(Dataset items)

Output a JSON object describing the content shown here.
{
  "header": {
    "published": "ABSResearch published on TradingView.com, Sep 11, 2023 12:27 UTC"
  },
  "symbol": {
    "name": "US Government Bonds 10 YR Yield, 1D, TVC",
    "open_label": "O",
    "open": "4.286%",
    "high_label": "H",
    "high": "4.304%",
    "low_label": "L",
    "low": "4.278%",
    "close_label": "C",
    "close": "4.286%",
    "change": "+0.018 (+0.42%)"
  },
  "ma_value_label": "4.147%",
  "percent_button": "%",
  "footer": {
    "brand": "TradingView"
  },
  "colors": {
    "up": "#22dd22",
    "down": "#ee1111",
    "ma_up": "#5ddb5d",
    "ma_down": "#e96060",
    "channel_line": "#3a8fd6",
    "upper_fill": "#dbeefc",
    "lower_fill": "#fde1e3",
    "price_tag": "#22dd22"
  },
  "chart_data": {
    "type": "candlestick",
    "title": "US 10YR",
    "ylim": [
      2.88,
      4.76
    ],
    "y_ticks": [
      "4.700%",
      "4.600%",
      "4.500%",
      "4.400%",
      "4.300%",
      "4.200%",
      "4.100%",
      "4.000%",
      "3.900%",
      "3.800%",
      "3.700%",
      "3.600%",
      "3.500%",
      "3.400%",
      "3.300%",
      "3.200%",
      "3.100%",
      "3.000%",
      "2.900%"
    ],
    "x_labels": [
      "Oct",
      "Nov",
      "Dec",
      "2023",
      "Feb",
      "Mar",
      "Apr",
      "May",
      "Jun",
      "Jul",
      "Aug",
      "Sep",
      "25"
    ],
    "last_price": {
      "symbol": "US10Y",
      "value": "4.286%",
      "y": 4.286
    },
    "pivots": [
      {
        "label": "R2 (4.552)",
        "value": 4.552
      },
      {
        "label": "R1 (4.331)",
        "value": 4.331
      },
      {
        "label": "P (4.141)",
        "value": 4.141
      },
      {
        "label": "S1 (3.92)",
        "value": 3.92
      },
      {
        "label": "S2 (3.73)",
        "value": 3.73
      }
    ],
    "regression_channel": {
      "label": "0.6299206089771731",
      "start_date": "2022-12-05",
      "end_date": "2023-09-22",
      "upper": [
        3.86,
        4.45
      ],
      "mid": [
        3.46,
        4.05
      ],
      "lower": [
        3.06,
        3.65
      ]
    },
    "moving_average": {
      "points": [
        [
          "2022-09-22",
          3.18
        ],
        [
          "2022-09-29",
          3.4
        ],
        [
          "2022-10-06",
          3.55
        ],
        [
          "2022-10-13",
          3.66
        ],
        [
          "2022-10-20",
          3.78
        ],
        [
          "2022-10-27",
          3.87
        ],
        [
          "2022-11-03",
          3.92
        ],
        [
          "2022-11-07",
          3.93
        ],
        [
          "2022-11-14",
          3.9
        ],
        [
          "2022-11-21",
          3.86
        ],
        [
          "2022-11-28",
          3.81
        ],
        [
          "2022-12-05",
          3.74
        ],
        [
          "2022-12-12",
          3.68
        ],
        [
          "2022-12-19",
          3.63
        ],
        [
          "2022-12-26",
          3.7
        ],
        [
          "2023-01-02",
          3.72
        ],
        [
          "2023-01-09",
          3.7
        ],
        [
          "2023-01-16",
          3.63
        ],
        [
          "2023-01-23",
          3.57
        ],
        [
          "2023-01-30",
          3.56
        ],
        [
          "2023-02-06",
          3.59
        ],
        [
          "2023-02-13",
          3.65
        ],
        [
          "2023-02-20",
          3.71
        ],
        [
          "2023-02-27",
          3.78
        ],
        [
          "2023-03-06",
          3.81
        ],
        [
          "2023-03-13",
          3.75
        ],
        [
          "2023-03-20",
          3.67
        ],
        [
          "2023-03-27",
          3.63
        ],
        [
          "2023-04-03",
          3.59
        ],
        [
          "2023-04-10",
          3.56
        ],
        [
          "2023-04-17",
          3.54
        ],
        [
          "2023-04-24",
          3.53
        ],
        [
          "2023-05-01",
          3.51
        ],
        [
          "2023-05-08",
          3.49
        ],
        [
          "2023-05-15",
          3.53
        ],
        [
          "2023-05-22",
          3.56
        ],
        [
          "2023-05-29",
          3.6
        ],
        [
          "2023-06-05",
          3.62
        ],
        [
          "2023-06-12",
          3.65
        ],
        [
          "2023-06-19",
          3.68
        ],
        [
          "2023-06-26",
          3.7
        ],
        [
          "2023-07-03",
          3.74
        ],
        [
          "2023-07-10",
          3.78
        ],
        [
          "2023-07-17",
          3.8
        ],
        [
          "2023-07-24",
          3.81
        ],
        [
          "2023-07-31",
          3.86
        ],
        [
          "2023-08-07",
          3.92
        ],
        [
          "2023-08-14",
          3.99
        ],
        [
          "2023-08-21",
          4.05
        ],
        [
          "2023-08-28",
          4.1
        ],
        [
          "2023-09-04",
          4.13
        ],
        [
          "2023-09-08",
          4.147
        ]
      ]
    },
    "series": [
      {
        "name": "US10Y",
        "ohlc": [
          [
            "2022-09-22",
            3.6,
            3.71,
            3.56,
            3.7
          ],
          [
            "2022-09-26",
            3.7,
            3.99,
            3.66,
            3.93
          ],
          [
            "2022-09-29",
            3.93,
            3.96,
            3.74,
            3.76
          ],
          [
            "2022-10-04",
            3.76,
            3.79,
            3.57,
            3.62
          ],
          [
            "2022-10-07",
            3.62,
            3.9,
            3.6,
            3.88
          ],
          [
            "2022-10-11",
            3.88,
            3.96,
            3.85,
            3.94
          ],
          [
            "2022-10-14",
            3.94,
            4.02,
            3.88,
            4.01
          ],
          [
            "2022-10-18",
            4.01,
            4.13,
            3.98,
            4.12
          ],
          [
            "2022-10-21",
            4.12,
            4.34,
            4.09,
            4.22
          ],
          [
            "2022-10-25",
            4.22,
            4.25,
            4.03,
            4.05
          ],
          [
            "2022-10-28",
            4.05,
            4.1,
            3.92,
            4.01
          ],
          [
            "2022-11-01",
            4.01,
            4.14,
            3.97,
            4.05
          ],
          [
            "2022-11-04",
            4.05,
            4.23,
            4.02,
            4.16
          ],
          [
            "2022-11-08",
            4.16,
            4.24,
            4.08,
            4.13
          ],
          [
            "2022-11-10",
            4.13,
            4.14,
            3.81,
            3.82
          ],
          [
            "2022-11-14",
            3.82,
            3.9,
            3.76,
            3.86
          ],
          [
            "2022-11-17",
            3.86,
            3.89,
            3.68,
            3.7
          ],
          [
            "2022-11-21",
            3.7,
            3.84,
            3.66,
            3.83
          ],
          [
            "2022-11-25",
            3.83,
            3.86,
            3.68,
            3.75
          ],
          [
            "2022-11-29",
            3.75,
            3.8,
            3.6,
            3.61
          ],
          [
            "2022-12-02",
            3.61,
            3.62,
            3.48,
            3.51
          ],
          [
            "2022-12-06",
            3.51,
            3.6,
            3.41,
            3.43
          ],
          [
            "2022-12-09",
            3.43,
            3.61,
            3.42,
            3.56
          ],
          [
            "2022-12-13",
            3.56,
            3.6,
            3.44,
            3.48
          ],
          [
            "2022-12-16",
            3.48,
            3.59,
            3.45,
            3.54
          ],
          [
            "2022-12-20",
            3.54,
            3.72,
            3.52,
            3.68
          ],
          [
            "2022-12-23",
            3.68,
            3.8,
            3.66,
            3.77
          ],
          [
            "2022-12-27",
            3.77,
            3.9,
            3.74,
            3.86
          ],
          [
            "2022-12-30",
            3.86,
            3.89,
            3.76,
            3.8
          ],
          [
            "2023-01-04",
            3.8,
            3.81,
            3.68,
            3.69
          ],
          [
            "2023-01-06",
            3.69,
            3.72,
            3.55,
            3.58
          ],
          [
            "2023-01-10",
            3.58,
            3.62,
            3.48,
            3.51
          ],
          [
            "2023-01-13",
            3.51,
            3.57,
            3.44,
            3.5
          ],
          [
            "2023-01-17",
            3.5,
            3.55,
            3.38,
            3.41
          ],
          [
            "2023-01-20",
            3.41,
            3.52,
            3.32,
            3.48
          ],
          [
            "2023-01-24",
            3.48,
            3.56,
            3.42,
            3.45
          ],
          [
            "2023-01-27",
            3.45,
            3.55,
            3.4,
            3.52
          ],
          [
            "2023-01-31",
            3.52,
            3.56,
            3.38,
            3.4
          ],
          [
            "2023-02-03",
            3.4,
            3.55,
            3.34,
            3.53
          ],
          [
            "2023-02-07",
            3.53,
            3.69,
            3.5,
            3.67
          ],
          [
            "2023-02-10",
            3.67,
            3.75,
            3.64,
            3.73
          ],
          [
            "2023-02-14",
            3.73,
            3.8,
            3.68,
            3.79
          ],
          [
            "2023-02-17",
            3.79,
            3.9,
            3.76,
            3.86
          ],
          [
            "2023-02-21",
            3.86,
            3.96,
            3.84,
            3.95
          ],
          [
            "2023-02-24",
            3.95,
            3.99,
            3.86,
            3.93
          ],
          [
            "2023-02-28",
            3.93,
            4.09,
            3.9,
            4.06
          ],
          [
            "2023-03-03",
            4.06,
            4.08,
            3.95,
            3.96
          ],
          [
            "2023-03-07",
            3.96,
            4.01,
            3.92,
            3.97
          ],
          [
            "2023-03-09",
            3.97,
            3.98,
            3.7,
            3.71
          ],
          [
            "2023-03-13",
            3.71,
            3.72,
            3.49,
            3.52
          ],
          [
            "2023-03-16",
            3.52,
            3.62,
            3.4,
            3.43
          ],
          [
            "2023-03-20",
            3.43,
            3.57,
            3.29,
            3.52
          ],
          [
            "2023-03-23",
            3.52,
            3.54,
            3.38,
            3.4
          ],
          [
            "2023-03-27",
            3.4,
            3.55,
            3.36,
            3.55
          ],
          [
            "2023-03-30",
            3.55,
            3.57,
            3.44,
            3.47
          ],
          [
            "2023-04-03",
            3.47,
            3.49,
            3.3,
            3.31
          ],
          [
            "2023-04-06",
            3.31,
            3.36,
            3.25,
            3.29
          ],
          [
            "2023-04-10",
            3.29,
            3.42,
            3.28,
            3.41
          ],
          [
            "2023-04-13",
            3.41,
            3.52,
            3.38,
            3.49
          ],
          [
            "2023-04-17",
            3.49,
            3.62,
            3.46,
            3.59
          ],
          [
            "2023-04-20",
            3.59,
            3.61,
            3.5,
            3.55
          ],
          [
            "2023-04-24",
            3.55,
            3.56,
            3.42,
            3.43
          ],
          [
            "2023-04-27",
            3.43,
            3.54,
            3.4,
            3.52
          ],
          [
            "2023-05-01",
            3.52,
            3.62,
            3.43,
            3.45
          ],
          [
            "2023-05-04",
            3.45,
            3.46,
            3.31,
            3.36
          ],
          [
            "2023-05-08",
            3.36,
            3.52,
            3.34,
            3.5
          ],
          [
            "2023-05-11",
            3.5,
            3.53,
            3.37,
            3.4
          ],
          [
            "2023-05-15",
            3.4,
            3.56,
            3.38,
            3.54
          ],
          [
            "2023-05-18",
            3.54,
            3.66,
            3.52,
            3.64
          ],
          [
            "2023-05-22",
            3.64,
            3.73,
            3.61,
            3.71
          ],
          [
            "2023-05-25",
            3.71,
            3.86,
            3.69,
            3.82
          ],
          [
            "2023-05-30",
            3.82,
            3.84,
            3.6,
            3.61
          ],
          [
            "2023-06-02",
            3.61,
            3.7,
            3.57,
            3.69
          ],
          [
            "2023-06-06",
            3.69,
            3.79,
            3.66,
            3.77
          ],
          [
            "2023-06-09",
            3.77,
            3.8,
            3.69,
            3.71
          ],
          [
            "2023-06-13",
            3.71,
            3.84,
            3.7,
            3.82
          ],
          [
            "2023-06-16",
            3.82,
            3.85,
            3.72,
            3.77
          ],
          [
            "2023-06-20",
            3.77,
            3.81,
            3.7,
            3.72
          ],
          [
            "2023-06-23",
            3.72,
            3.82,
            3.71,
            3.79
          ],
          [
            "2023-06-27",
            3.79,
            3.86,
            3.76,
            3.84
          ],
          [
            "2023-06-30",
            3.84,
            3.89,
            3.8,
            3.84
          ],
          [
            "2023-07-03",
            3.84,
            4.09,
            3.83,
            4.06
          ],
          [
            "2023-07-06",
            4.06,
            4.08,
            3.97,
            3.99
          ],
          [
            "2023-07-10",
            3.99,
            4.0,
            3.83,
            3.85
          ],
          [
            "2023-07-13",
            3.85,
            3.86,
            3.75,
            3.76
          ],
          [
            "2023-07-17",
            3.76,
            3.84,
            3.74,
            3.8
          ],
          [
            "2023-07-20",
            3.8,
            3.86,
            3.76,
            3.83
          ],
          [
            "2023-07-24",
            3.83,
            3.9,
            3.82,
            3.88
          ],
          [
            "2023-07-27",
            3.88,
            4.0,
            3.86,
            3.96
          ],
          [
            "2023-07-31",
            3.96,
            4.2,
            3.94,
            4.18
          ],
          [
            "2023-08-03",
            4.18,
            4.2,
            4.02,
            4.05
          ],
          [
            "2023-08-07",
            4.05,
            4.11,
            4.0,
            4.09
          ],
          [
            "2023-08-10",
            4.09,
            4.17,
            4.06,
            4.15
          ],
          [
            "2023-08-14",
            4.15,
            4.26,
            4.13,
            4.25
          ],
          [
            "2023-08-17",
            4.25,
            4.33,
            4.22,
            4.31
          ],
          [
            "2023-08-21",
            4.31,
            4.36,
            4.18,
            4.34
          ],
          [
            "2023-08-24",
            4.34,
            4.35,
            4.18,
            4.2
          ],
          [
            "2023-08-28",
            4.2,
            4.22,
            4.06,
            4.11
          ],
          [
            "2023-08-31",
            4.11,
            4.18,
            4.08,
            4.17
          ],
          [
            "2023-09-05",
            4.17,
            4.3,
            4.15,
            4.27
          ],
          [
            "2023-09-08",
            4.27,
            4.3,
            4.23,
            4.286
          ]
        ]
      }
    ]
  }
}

Task requirements ▸
Where a line of the data holds "name", show that line.

Exercise solution ▸
    "name": "US Government Bonds 10 YR Yield, 1D, TVC",
        "name": "US10Y",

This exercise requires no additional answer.